What is required:
Print each line exactly as it is given.

Records for the exercise:
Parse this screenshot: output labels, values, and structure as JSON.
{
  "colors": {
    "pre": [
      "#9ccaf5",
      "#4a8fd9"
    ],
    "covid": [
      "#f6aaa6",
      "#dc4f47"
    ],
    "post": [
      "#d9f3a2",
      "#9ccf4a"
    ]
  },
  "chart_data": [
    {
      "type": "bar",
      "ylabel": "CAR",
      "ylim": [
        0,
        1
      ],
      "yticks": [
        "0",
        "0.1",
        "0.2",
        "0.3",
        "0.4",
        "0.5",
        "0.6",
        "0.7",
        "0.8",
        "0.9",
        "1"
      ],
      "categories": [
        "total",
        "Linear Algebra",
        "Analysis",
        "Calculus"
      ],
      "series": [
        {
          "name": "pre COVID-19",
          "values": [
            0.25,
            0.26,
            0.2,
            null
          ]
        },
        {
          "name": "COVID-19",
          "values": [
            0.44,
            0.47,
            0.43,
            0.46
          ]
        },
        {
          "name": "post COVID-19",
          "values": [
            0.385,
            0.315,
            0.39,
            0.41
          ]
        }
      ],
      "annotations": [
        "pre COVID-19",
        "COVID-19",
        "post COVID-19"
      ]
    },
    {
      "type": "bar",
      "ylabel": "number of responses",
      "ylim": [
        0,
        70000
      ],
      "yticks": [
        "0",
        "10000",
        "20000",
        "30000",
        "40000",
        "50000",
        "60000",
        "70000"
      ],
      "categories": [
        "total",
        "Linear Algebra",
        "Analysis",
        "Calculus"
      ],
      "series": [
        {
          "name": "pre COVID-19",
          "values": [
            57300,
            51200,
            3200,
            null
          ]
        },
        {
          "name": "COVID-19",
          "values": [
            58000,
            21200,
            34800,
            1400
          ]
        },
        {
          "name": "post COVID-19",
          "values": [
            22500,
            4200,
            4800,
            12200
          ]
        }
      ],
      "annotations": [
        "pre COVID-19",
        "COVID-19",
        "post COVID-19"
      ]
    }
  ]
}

Answer to this problem:
Parse this screenshot: output labels, values, and structure as JSON.
{
  "colors": {
    "pre": [
      "#9ccaf5",
      "#4a8fd9"
    ],
    "covid": [
      "#f6aaa6",
      "#dc4f47"
    ],
    "post": [
      "#d9f3a2",
      "#9ccf4a"
    ]
  },
  "chart_data": [
    {
      "type": "bar",
      "ylabel": "CAR",
      "ylim": [
        0,
        1
      ],
      "yticks": [
        "0",
        "0.1",
        "0.2",
        "0.3",
        "0.4",
        "0.5",
        "0.6",
        "0.7",
        "0.8",
        "0.9",
        "1"
      ],
      "categories": [
        "total",
        "Linear Algebra",
        "Analysis",
        "Calculus"
      ],
      "series": [
        {
          "name": "pre COVID-19",
          "values": [
            0.25,
            0.26,
            0.2,
            null
          ]
        },
        {
          "name": "COVID-19",
          "values": [
            0.44,
            0.47,
            0.43,
            0.46
          ]
        },
        {
          "name": "post COVID-19",
          "values": [
            0.385,
            0.315,
            0.39,
            0.41
          ]
        }
      ],
      "annotations": [
        "pre COVID-19",
        "COVID-19",
        "post COVID-19"
      ]
    },
    {
      "type": "bar",
      "ylabel": "number of responses",
      "ylim": [
        0,
        70000
      ],
      "yticks": [
        "0",
        "10000",
        "20000",
        "30000",
        "40000",
        "50000",
        "60000",
        "70000"
      ],
      "categories": [
        "total",
        "Linear Algebra",
        "Analysis",
        "Calculus"
      ],
      "series": [
        {
          "name": "pre COVID-19",
          "values": [
            57300,
            51200,
            3200,
            null
          ]
        },
        {
          "name": "COVID-19",
          "values": [
            58000,
            21200,
            34800,
            1400
          ]
        },
        {
          "name": "post COVID-19",
          "values": [
            22500,
            4200,
            4800,
            12200
          ]
        }
      ],
      "annotations": [
        "pre COVID-19",
        "COVID-19",
        "post COVID-19"
      ]
    }
  ]
}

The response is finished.